— BEGIN Records to process —

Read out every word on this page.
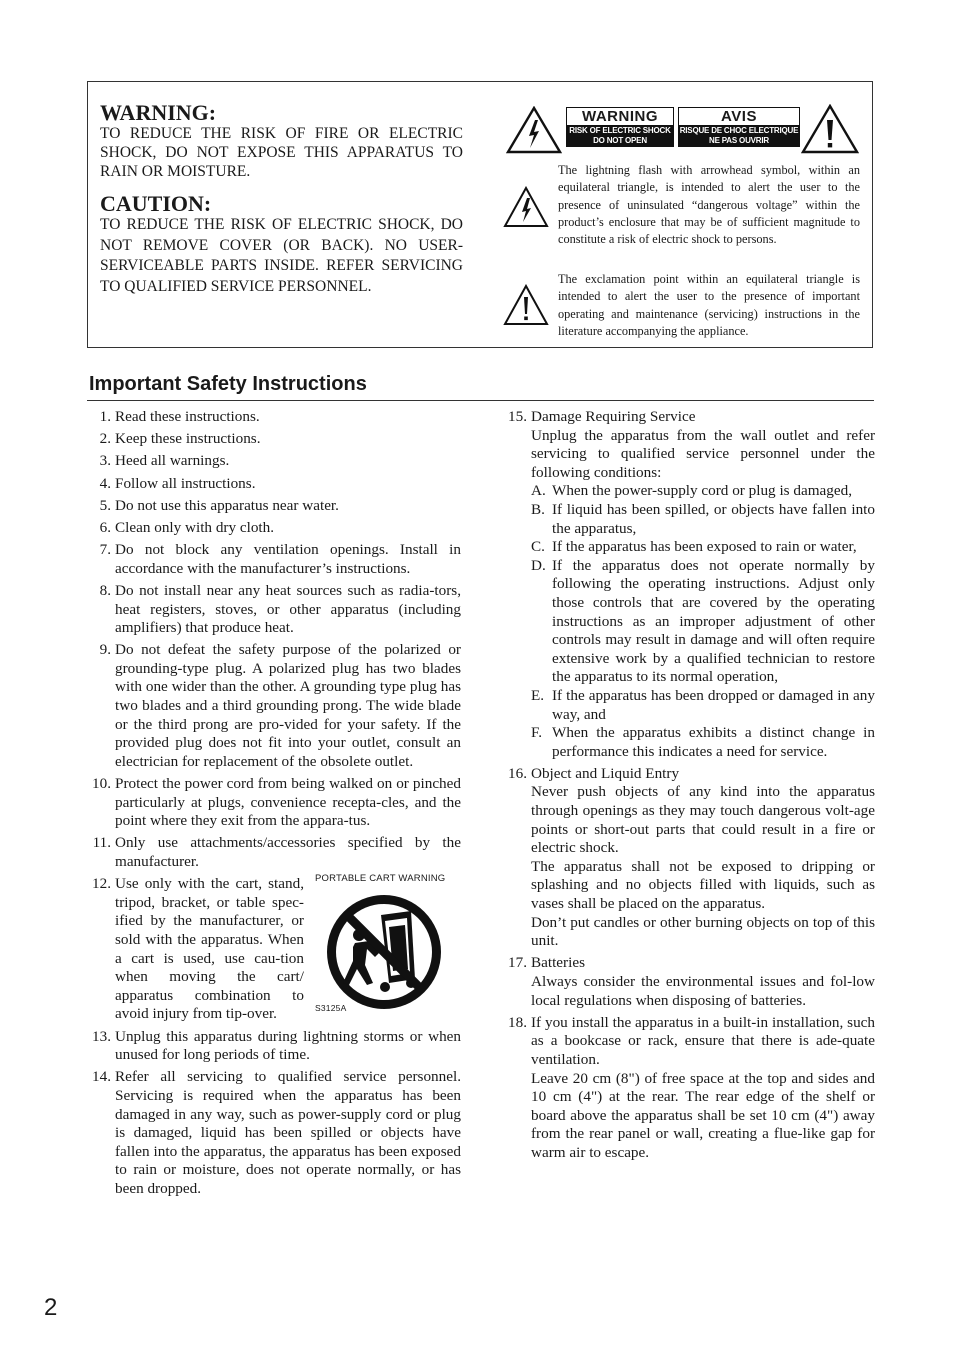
WARNING:

TO REDUCE THE RISK OF FIRE OR ELECTRIC SHOCK, DO NOT EXPOSE THIS APPARATUS TO RAIN OR MOISTURE.

CAUTION:

TO REDUCE THE RISK OF ELECTRIC SHOCK, DO NOT REMOVE COVER (OR BACK). NO USER-SERVICEABLE PARTS INSIDE. REFER SERVICING TO QUALIFIED SERVICE PERSONNEL.

WARNING
RISK OF ELECTRIC SHOCK
DO NOT OPEN
AVIS
RISQUE DE CHOC ELECTRIQUE
NE PAS OUVRIR

The lightning flash with arrowhead symbol, within an equilateral triangle, is intended to alert the user to the presence of uninsulated “dangerous voltage” within the product’s enclosure that may be of sufficient magnitude to constitute a risk of electric shock to persons.

The exclamation point within an equilateral triangle is intended to alert the user to the presence of important operating and maintenance (servicing) instructions in the literature accompanying the appliance.

Important Safety Instructions
1. Read these instructions.
2. Keep these instructions.
3. Heed all warnings.
4. Follow all instructions.
5. Do not use this apparatus near water.
6. Clean only with dry cloth.
7. Do not block any ventilation openings. Install in accordance with the manufacturer’s instructions.
8. Do not install near any heat sources such as radia-tors, heat registers, stoves, or other apparatus (including amplifiers) that produce heat.
9. Do not defeat the safety purpose of the polarized or grounding-type plug. A polarized plug has two blades with one wider than the other. A grounding type plug has two blades and a third grounding prong. The wide blade or the third prong are pro-vided for your safety. If the provided plug does not fit into your outlet, consult an electrician for replacement of the obsolete outlet.
10. Protect the power cord from being walked on or pinched particularly at plugs, convenience recepta-cles, and the point where they exit from the appara-tus.
11. Only use attachments/accessories specified by the manufacturer.
12. Use only with the cart, stand, tripod, bracket, or table spec-ified by the manufacturer, or sold with the apparatus. When a cart is used, use cau-tion when moving the cart/ apparatus combination to avoid injury from tip-over.
PORTABLE CART WARNING
S3125A
13. Unplug this apparatus during lightning storms or when unused for long periods of time.
14. Refer all servicing to qualified service personnel. Servicing is required when the apparatus has been damaged in any way, such as power-supply cord or plug is damaged, liquid has been spilled or objects have fallen into the apparatus, the apparatus has been exposed to rain or moisture, does not operate normally, or has been dropped.
15. Damage Requiring Service
Unplug the apparatus from the wall outlet and refer servicing to qualified service personnel under the following conditions:
A. When the power-supply cord or plug is damaged,
B. If liquid has been spilled, or objects have fallen into the apparatus,
C. If the apparatus has been exposed to rain or water,
D. If the apparatus does not operate normally by following the operating instructions. Adjust only those controls that are covered by the operating instructions as an improper adjustment of other controls may result in damage and will often require extensive work by a qualified technician to restore the apparatus to its normal operation,
E. If the apparatus has been dropped or damaged in any way, and
F. When the apparatus exhibits a distinct change in performance this indicates a need for service.
16. Object and Liquid Entry
Never push objects of any kind into the apparatus through openings as they may touch dangerous volt-age points or short-out parts that could result in a fire or electric shock.
The apparatus shall not be exposed to dripping or splashing and no objects filled with liquids, such as vases shall be placed on the apparatus.
Don’t put candles or other burning objects on top of this unit.
17. Batteries
Always consider the environmental issues and fol-low local regulations when disposing of batteries.
18. If you install the apparatus in a built-in installation, such as a bookcase or rack, ensure that there is ade-quate ventilation.
Leave 20 cm (8") of free space at the top and sides and 10 cm (4") at the rear. The rear edge of the shelf or board above the apparatus shall be set 10 cm (4") away from the rear panel or wall, creating a flue-like gap for warm air to escape.
2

— END Records to process —

Pictures are to be left out; all else in the entries above is to be quoted exactly.

Read out every word on this page.
WARNING:

TO REDUCE THE RISK OF FIRE OR ELECTRIC SHOCK, DO NOT EXPOSE THIS APPARATUS TO RAIN OR MOISTURE.

CAUTION:

TO REDUCE THE RISK OF ELECTRIC SHOCK, DO NOT REMOVE COVER (OR BACK). NO USER-SERVICEABLE PARTS INSIDE. REFER SERVICING TO QUALIFIED SERVICE PERSONNEL.

WARNING
RISK OF ELECTRIC SHOCK
DO NOT OPEN
AVIS
RISQUE DE CHOC ELECTRIQUE
NE PAS OUVRIR

The lightning flash with arrowhead symbol, within an equilateral triangle, is intended to alert the user to the presence of uninsulated “dangerous voltage” within the product’s enclosure that may be of sufficient magnitude to constitute a risk of electric shock to persons.

The exclamation point within an equilateral triangle is intended to alert the user to the presence of important operating and maintenance (servicing) instructions in the literature accompanying the appliance.

Important Safety Instructions
1. Read these instructions.
2. Keep these instructions.
3. Heed all warnings.
4. Follow all instructions.
5. Do not use this apparatus near water.
6. Clean only with dry cloth.
7. Do not block any ventilation openings. Install in accordance with the manufacturer’s instructions.
8. Do not install near any heat sources such as radia-tors, heat registers, stoves, or other apparatus (including amplifiers) that produce heat.
9. Do not defeat the safety purpose of the polarized or grounding-type plug. A polarized plug has two blades with one wider than the other. A grounding type plug has two blades and a third grounding prong. The wide blade or the third prong are pro-vided for your safety. If the provided plug does not fit into your outlet, consult an electrician for replacement of the obsolete outlet.
10. Protect the power cord from being walked on or pinched particularly at plugs, convenience recepta-cles, and the point where they exit from the appara-tus.
11. Only use attachments/accessories specified by the manufacturer.
12. Use only with the cart, stand, tripod, bracket, or table spec-ified by the manufacturer, or sold with the apparatus. When a cart is used, use cau-tion when moving the cart/ apparatus combination to avoid injury from tip-over.
PORTABLE CART WARNING
S3125A
13. Unplug this apparatus during lightning storms or when unused for long periods of time.
14. Refer all servicing to qualified service personnel. Servicing is required when the apparatus has been damaged in any way, such as power-supply cord or plug is damaged, liquid has been spilled or objects have fallen into the apparatus, the apparatus has been exposed to rain or moisture, does not operate normally, or has been dropped.
15. Damage Requiring Service
Unplug the apparatus from the wall outlet and refer servicing to qualified service personnel under the following conditions:
A. When the power-supply cord or plug is damaged,
B. If liquid has been spilled, or objects have fallen into the apparatus,
C. If the apparatus has been exposed to rain or water,
D. If the apparatus does not operate normally by following the operating instructions. Adjust only those controls that are covered by the operating instructions as an improper adjustment of other controls may result in damage and will often require extensive work by a qualified technician to restore the apparatus to its normal operation,
E. If the apparatus has been dropped or damaged in any way, and
F. When the apparatus exhibits a distinct change in performance this indicates a need for service.
16. Object and Liquid Entry
Never push objects of any kind into the apparatus through openings as they may touch dangerous volt-age points or short-out parts that could result in a fire or electric shock.
The apparatus shall not be exposed to dripping or splashing and no objects filled with liquids, such as vases shall be placed on the apparatus.
Don’t put candles or other burning objects on top of this unit.
17. Batteries
Always consider the environmental issues and fol-low local regulations when disposing of batteries.
18. If you install the apparatus in a built-in installation, such as a bookcase or rack, ensure that there is ade-quate ventilation.
Leave 20 cm (8") of free space at the top and sides and 10 cm (4") at the rear. The rear edge of the shelf or board above the apparatus shall be set 10 cm (4") away from the rear panel or wall, creating a flue-like gap for warm air to escape.
2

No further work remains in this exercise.